[Collected data entries]
══════

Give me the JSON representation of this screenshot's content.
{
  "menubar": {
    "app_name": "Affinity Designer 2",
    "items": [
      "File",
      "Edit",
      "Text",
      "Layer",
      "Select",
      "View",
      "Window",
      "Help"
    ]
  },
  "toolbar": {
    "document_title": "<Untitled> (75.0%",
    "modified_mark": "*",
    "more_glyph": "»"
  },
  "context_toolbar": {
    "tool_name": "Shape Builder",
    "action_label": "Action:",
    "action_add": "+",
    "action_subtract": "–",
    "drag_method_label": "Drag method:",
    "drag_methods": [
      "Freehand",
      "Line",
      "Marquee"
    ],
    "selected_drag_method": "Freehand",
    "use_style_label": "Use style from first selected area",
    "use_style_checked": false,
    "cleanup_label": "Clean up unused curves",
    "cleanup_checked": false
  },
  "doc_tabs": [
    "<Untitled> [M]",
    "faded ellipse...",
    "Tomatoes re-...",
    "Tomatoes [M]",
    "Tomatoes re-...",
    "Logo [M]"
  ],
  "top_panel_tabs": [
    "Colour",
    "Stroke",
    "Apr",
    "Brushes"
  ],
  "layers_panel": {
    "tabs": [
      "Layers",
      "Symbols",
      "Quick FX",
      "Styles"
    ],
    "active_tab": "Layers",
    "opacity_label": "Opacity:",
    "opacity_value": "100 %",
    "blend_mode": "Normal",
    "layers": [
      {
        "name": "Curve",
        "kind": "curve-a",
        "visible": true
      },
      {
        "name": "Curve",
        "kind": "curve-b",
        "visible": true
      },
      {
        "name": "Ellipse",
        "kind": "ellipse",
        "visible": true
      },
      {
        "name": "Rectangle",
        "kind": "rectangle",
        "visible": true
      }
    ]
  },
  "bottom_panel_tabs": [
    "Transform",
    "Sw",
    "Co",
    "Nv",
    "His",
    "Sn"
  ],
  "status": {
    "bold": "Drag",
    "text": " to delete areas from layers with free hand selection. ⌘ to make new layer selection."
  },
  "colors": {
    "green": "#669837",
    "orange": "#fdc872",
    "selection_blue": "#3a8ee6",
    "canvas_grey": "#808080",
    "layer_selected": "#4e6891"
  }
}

══════

--- What you are asked to do ---
Make an exact copy of the listing, including every line.

--- Answer to the problem ---
Give me the JSON representation of this screenshot's content.
{
  "menubar": {
    "app_name": "Affinity Designer 2",
    "items": [
      "File",
      "Edit",
      "Text",
      "Layer",
      "Select",
      "View",
      "Window",
      "Help"
    ]
  },
  "toolbar": {
    "document_title": "<Untitled> (75.0%",
    "modified_mark": "*",
    "more_glyph": "»"
  },
  "context_toolbar": {
    "tool_name": "Shape Builder",
    "action_label": "Action:",
    "action_add": "+",
    "action_subtract": "–",
    "drag_method_label": "Drag method:",
    "drag_methods": [
      "Freehand",
      "Line",
      "Marquee"
    ],
    "selected_drag_method": "Freehand",
    "use_style_label": "Use style from first selected area",
    "use_style_checked": false,
    "cleanup_label": "Clean up unused curves",
    "cleanup_checked": false
  },
  "doc_tabs": [
    "<Untitled> [M]",
    "faded ellipse...",
    "Tomatoes re-...",
    "Tomatoes [M]",
    "Tomatoes re-...",
    "Logo [M]"
  ],
  "top_panel_tabs": [
    "Colour",
    "Stroke",
    "Apr",
    "Brushes"
  ],
  "layers_panel": {
    "tabs": [
      "Layers",
      "Symbols",
      "Quick FX",
      "Styles"
    ],
    "active_tab": "Layers",
    "opacity_label": "Opacity:",
    "opacity_value": "100 %",
    "blend_mode": "Normal",
    "layers": [
      {
        "name": "Curve",
        "kind": "curve-a",
        "visible": true
      },
      {
        "name": "Curve",
        "kind": "curve-b",
        "visible": true
      },
      {
        "name": "Ellipse",
        "kind": "ellipse",
        "visible": true
      },
      {
        "name": "Rectangle",
        "kind": "rectangle",
        "visible": true
      }
    ]
  },
  "bottom_panel_tabs": [
    "Transform",
    "Sw",
    "Co",
    "Nv",
    "His",
    "Sn"
  ],
  "status": {
    "bold": "Drag",
    "text": " to delete areas from layers with free hand selection. ⌘ to make new layer selection."
  },
  "colors": {
    "green": "#669837",
    "orange": "#fdc872",
    "selection_blue": "#3a8ee6",
    "canvas_grey": "#808080",
    "layer_selected": "#4e6891"
  }
}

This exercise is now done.